**** Information provided ****
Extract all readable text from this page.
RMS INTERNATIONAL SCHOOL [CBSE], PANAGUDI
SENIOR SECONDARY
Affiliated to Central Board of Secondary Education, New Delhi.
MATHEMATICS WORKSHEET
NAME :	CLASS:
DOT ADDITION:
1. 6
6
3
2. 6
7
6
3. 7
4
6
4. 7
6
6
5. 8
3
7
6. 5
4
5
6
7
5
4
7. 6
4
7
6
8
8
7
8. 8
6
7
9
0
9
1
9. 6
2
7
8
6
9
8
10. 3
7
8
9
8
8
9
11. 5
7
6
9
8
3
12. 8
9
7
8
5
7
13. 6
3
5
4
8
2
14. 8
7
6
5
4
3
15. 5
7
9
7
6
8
****
Stated goal:
Reproduce the data, keeping every line exactly the same.

Complete output:
Extract all readable text from this page.
RMS INTERNATIONAL SCHOOL [CBSE], PANAGUDI
SENIOR SECONDARY
Affiliated to Central Board of Secondary Education, New Delhi.
MATHEMATICS WORKSHEET
NAME :	CLASS:
DOT ADDITION:
1. 6
6
3
2. 6
7
6
3. 7
4
6
4. 7
6
6
5. 8
3
7
6. 5
4
5
6
7
5
4
7. 6
4
7
6
8
8
7
8. 8
6
7
9
0
9
1
9. 6
2
7
8
6
9
8
10. 3
7
8
9
8
8
9
11. 5
7
6
9
8
3
12. 8
9
7
8
5
7
13. 6
3
5
4
8
2
14. 8
7
6
5
4
3
15. 5
7
9
7
6
8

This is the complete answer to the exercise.